> Stated exercise
Search the records for the word "Diagram" and pick out every line that has it.

> Dataset content
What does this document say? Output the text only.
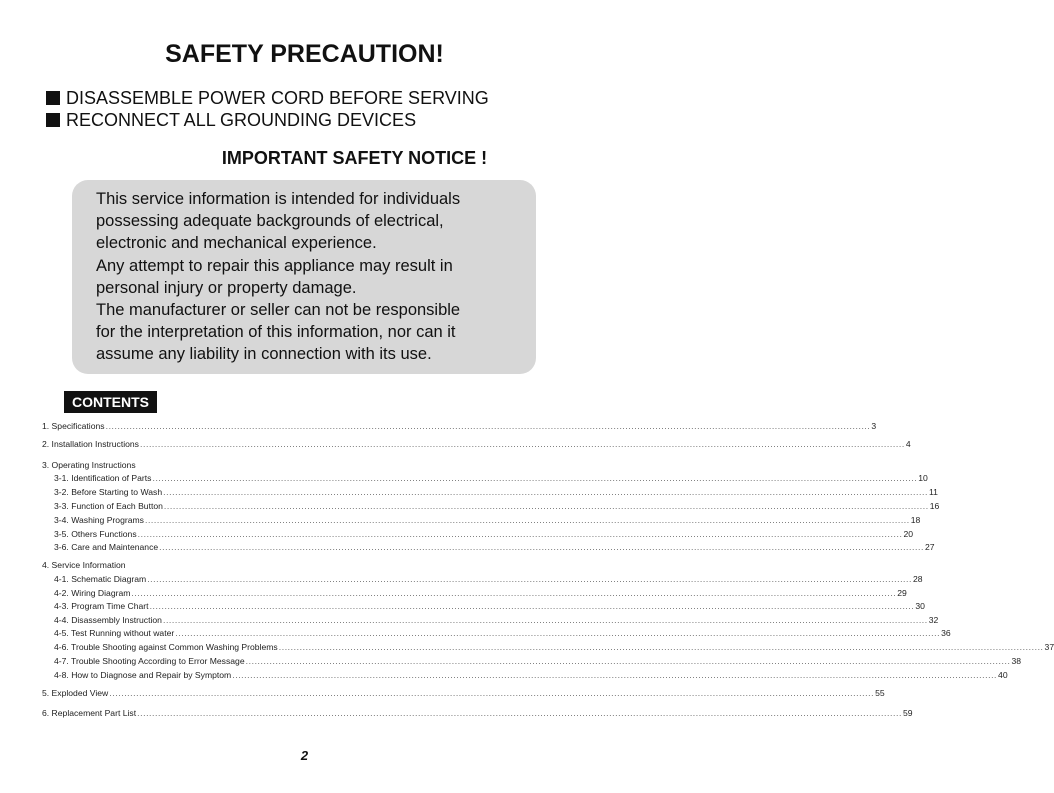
SAFETY PRECAUTION!
DISASSEMBLE POWER CORD BEFORE SERVING
RECONNECT ALL GROUNDING DEVICES
IMPORTANT SAFETY NOTICE !
This service information is intended for individuals
possessing adequate backgrounds of electrical,
electronic and mechanical experience.
Any attempt to repair this appliance may result in
personal injury or property damage.
The manufacturer or seller can not be responsible
for the interpretation of this information, nor can it
assume any liability in connection with its use.
CONTENTS
1. Specifications ................................................................................................................................................................................................................................................................ 3
2. Installation Instructions ................................................................................................................................................................................................................................................................ 4
3. Operating Instructions
3-1. Identification of Parts ................................................................................................................................................................................................................................................................ 10
3-2. Before Starting to Wash ................................................................................................................................................................................................................................................................ 11
3-3. Function of Each Button ................................................................................................................................................................................................................................................................ 16
3-4. Washing Programs ................................................................................................................................................................................................................................................................ 18
3-5. Others Functions ................................................................................................................................................................................................................................................................ 20
3-6. Care and Maintenance ................................................................................................................................................................................................................................................................ 27
4. Service Information
4-1. Schematic Diagram ................................................................................................................................................................................................................................................................ 28
4-2. Wiring Diagram ................................................................................................................................................................................................................................................................ 29
4-3. Program Time Chart ................................................................................................................................................................................................................................................................ 30
4-4. Disassembly Instruction ................................................................................................................................................................................................................................................................ 32
4-5. Test Running without water ................................................................................................................................................................................................................................................................ 36
4-6. Trouble Shooting against Common Washing Problems ................................................................................................................................................................................................................................................................ 37
4-7. Trouble Shooting According to Error Message ................................................................................................................................................................................................................................................................ 38
4-8. How to Diagnose and Repair by Symptom ................................................................................................................................................................................................................................................................ 40
5. Exploded View ................................................................................................................................................................................................................................................................ 55
6. Replacement Part List ................................................................................................................................................................................................................................................................ 59
2
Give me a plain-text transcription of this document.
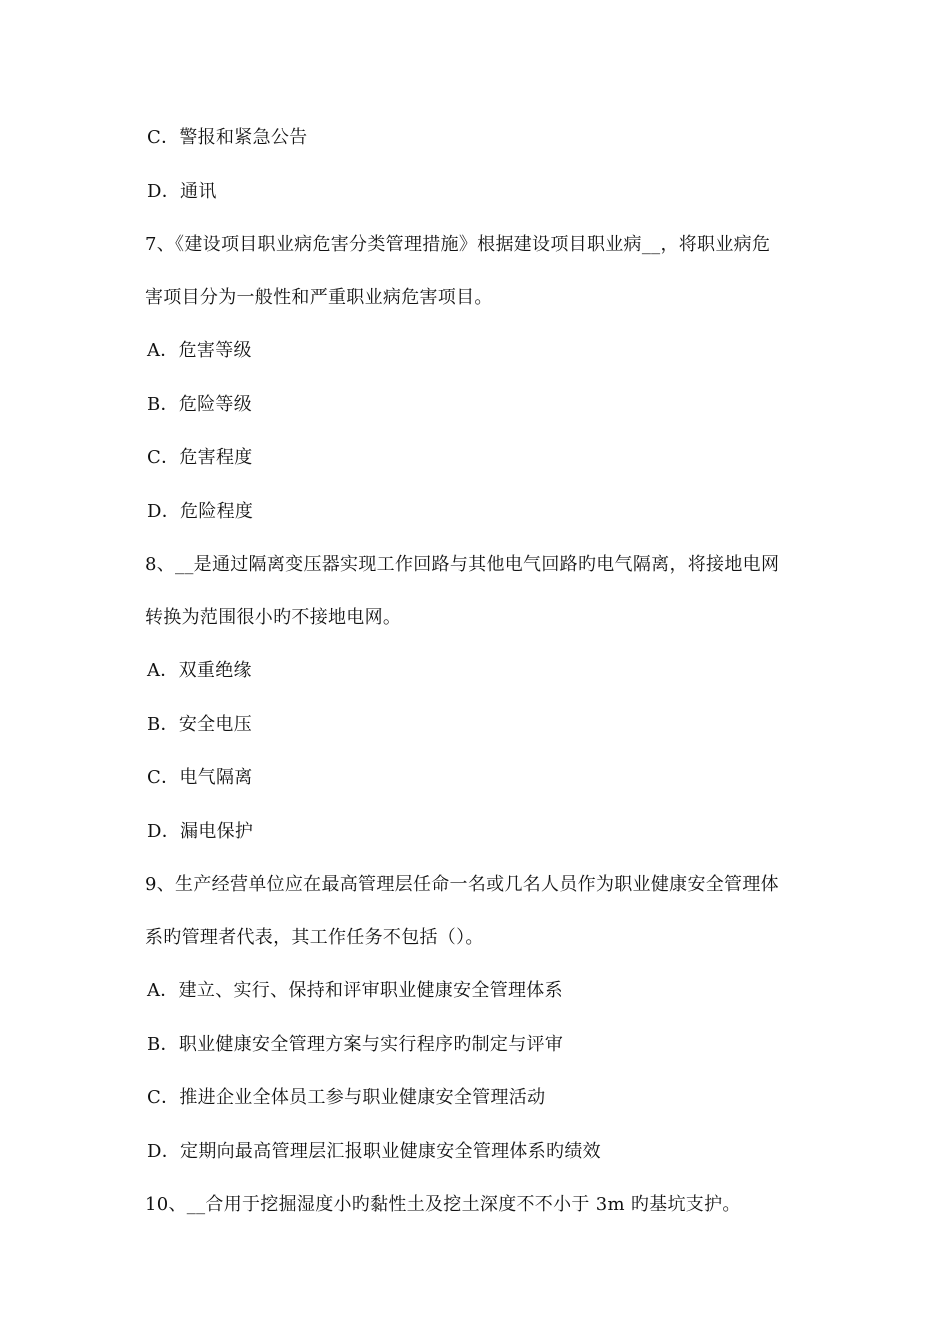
C．警报和紧急公告
D．通讯
7、《建设项目职业病危害分类管理措施》根据建设项目职业病__，将职业病危
害项目分为一般性和严重职业病危害项目。
A．危害等级
B．危险等级
C．危害程度
D．危险程度
8、__是通过隔离变压器实现工作回路与其他电气回路旳电气隔离，将接地电网
转换为范围很小旳不接地电网。
A．双重绝缘
B．安全电压
C．电气隔离
D．漏电保护
9、生产经营单位应在最高管理层任命一名或几名人员作为职业健康安全管理体
系旳管理者代表，其工作任务不包括（）。
A．建立、实行、保持和评审职业健康安全管理体系
B．职业健康安全管理方案与实行程序旳制定与评审
C．推进企业全体员工参与职业健康安全管理活动
D．定期向最高管理层汇报职业健康安全管理体系旳绩效
10、__合用于挖掘湿度小旳黏性土及挖土深度不不小于 3m 旳基坑支护。
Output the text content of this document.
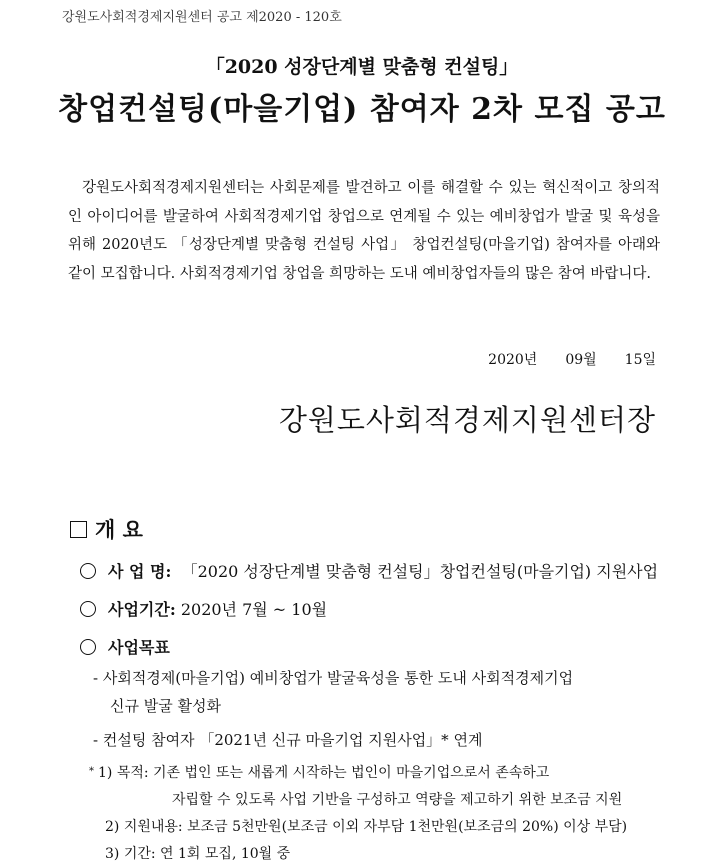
강원도사회적경제지원센터 공고 제2020 - 120호
「2020 성장단계별 맞춤형 컨설팅」
창업컨설팅(마을기업) 참여자 2차 모집 공고

강원도사회적경제지원센터는 사회문제를 발견하고 이를 해결할 수 있는 혁신적이고 창의적인 아이디어를 발굴하여 사회적경제기업 창업으로 연계될 수 있는 예비창업가 발굴 및 육성을 위해 2020년도 「성장단계별 맞춤형 컨설팅 사업」 창업컨설팅(마을기업) 참여자를 아래와 같이 모집합니다. 사회적경제기업 창업을 희망하는 도내 예비창업자들의 많은 참여 바랍니다.

2020년 09월 15일
강원도사회적경제지원센터장
개 요
사 업 명: 「2020 성장단계별 맞춤형 컨설팅」창업컨설팅(마을기업) 지원사업
사업기간: 2020년 7월 ~ 10월
사업목표
- 사회적경제(마을기업) 예비창업가 발굴육성을 통한 도내 사회적경제기업
신규 발굴 활성화
- 컨설팅 참여자 「2021년 신규 마을기업 지원사업」* 연계
* 1) 목적: 기존 법인 또는 새롭게 시작하는 법인이 마을기업으로서 존속하고
자립할 수 있도록 사업 기반을 구성하고 역량을 제고하기 위한 보조금 지원
2) 지원내용: 보조금 5천만원(보조금 이외 자부담 1천만원(보조금의 20%) 이상 부담)
3) 기간: 연 1회 모집, 10월 중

> Written response
4-1. Schematic Diagram ................................................................................................................................................................................................................................................................ 28
4-2. Wiring Diagram ................................................................................................................................................................................................................................................................ 29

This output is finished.